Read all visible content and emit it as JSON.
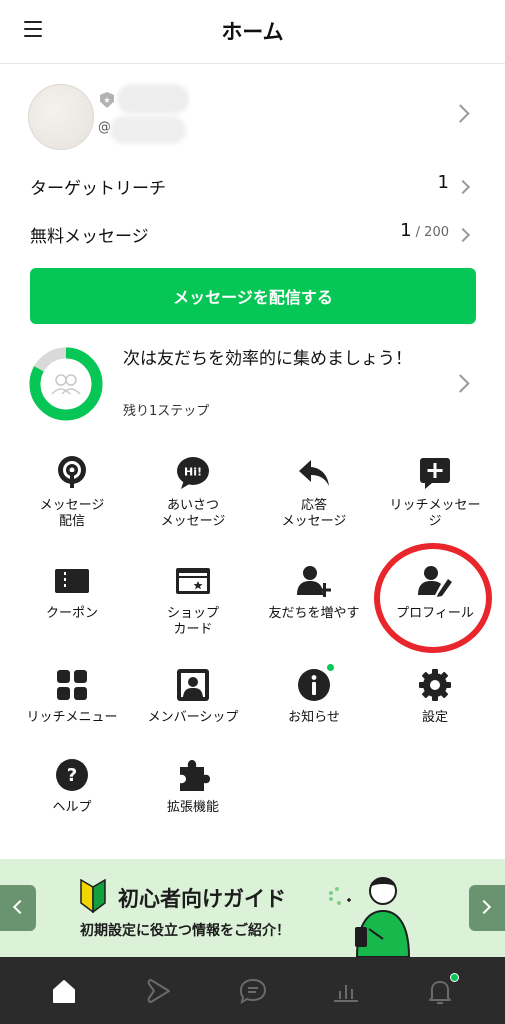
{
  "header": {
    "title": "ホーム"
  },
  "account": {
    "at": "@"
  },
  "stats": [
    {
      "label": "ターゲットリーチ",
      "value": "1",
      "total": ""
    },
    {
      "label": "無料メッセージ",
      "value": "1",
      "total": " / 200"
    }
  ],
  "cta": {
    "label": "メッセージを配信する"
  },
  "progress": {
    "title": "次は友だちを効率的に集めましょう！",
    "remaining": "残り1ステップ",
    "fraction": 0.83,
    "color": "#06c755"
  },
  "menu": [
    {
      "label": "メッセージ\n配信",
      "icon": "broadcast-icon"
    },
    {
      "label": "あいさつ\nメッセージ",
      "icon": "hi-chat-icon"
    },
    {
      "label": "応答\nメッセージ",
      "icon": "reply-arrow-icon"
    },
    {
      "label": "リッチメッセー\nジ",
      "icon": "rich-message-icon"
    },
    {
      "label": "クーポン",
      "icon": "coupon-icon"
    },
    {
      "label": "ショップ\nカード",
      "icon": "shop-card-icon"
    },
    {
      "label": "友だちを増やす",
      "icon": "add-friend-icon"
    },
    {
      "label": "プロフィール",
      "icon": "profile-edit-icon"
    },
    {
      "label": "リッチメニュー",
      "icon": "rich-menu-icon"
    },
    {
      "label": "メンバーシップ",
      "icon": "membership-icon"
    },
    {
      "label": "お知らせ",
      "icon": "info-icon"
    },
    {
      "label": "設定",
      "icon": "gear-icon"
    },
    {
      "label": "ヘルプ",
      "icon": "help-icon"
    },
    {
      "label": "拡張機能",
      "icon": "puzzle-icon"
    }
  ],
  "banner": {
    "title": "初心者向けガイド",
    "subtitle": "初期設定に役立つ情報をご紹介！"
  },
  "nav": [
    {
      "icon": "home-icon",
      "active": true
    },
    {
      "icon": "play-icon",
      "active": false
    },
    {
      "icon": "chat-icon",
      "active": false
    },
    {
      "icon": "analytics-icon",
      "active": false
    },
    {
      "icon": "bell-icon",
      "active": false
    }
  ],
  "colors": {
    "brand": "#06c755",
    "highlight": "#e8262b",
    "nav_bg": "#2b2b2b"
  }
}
◇ ◇ ◇
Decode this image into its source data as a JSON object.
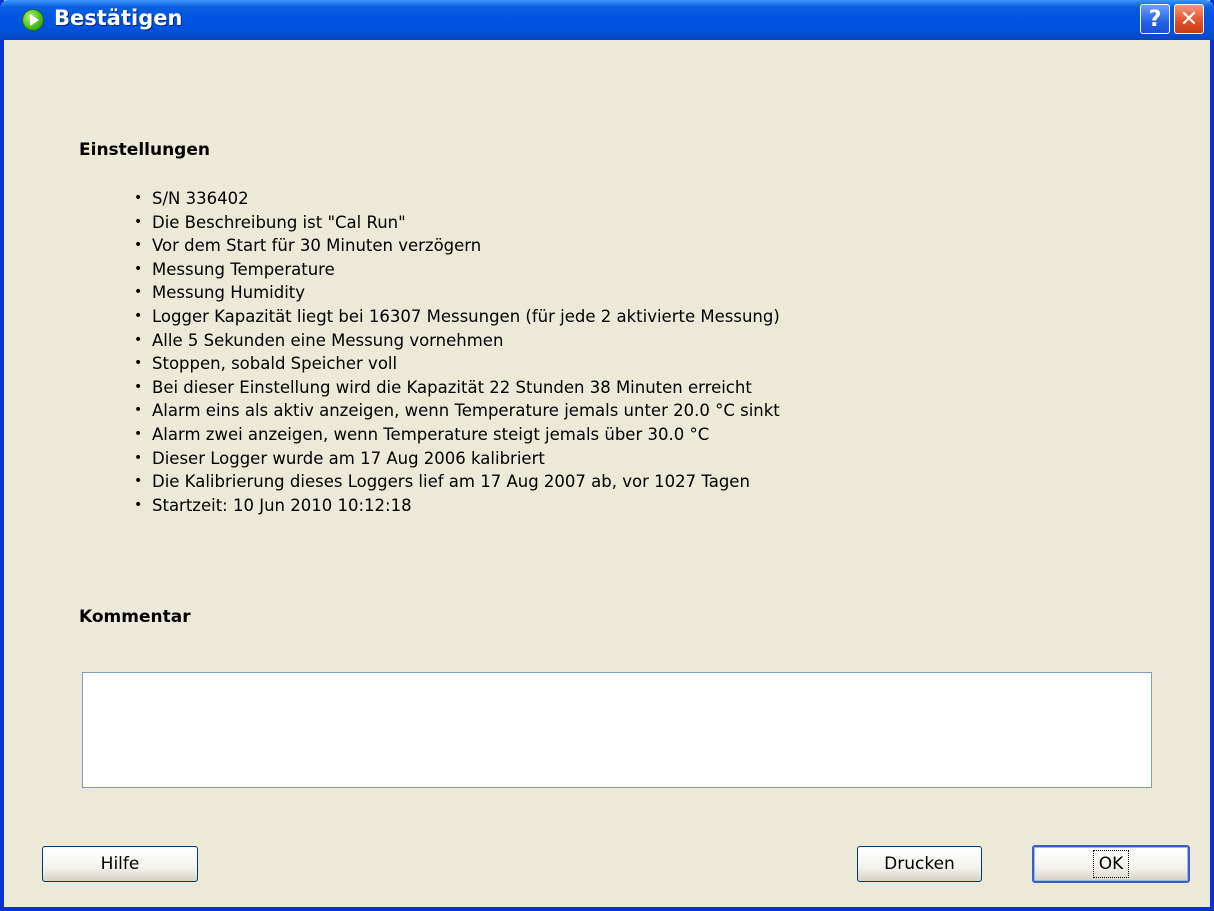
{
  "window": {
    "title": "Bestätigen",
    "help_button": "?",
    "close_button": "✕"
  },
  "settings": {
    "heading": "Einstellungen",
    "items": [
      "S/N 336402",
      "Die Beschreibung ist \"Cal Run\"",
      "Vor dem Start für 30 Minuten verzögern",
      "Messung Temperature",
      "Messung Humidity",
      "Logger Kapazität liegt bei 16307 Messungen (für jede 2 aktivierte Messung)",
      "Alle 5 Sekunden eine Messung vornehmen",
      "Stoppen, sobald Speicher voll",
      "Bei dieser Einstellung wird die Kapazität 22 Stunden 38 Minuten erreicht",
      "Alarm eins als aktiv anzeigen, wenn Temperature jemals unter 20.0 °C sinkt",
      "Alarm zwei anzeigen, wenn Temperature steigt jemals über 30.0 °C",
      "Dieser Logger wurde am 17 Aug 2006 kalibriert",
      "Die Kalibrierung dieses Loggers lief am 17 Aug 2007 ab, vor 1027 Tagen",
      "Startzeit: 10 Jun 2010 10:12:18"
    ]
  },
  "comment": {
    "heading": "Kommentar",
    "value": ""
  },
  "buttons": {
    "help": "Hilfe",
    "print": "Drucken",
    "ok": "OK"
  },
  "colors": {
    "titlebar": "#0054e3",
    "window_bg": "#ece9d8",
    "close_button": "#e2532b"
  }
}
◇ ◇ ◇
■ EXERCISE
Go through the entries above and count the lines containing the word "Kapazität"; give only that count.

■ RESULT FOR THIS TASK
2